Task objective - Identify each line containing the word "early" and copy it.

(Stored data entries)
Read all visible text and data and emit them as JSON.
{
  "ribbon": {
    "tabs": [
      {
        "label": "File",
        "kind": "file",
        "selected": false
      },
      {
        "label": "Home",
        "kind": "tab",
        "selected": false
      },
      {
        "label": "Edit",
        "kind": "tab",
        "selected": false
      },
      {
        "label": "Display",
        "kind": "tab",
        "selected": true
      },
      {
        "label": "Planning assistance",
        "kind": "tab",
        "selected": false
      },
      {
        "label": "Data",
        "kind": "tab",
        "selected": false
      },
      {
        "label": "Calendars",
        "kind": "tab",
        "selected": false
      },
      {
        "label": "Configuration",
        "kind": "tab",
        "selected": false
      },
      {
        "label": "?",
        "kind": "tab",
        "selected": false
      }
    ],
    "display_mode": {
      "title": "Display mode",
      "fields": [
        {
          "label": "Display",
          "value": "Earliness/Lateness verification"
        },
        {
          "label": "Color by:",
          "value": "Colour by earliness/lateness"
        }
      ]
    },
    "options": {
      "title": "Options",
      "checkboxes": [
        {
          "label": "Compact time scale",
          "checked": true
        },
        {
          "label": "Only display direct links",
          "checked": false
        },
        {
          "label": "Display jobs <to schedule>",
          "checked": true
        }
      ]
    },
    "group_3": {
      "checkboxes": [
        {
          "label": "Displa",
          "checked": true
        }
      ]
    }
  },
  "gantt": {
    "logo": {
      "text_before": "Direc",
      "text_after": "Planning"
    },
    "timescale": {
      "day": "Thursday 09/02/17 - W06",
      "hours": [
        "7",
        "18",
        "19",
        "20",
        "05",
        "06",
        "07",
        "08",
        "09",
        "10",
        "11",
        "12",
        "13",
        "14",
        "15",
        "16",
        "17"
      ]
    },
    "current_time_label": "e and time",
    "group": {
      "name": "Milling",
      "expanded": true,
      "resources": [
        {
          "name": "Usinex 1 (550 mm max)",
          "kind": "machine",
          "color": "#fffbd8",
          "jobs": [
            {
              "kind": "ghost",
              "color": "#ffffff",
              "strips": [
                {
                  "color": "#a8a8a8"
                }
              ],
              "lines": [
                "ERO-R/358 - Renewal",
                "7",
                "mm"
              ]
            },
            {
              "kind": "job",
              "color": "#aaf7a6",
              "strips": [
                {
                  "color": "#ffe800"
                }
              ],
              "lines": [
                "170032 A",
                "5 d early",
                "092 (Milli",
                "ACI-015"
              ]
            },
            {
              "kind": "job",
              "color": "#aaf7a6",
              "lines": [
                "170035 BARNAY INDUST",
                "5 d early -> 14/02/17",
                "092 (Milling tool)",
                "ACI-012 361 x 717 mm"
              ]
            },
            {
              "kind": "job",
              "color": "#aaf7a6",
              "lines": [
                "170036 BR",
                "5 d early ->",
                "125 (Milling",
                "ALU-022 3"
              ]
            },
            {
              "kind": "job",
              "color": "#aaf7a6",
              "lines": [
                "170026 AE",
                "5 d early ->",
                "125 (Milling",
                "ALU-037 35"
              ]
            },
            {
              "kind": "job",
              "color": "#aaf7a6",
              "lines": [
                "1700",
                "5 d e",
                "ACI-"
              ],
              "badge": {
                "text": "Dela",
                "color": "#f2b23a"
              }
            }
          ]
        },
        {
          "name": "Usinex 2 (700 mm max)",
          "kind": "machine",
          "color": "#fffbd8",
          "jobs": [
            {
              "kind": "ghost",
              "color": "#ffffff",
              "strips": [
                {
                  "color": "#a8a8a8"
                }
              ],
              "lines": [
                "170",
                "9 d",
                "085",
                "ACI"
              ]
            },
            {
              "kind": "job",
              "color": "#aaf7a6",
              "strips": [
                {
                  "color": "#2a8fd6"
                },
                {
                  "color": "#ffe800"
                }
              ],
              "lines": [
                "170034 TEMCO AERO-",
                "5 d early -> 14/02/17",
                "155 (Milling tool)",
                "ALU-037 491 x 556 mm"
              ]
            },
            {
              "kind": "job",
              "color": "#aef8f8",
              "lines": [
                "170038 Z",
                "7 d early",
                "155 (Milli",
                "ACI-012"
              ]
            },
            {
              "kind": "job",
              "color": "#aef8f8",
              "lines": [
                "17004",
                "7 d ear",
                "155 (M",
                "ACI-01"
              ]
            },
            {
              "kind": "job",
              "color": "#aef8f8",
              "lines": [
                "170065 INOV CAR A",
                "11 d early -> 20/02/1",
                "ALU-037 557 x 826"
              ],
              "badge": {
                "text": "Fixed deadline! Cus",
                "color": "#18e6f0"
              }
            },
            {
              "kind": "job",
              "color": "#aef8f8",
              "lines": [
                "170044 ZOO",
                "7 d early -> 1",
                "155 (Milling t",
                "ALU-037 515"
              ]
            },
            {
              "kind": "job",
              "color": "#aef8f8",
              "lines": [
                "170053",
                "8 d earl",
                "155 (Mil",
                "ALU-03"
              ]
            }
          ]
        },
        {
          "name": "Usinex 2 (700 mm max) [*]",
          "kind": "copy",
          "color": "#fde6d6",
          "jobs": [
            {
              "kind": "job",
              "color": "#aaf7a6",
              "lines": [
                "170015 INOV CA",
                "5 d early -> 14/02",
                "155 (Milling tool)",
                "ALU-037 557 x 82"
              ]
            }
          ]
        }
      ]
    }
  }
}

Result for this exercise -
                "5 d early",
                "5 d early -> 14/02/17",
                "5 d early ->",
                "5 d early ->",
                "5 d early -> 14/02/17",
                "7 d early",
                "11 d early -> 20/02/1",
                "7 d early -> 1",
                "5 d early -> 14/02",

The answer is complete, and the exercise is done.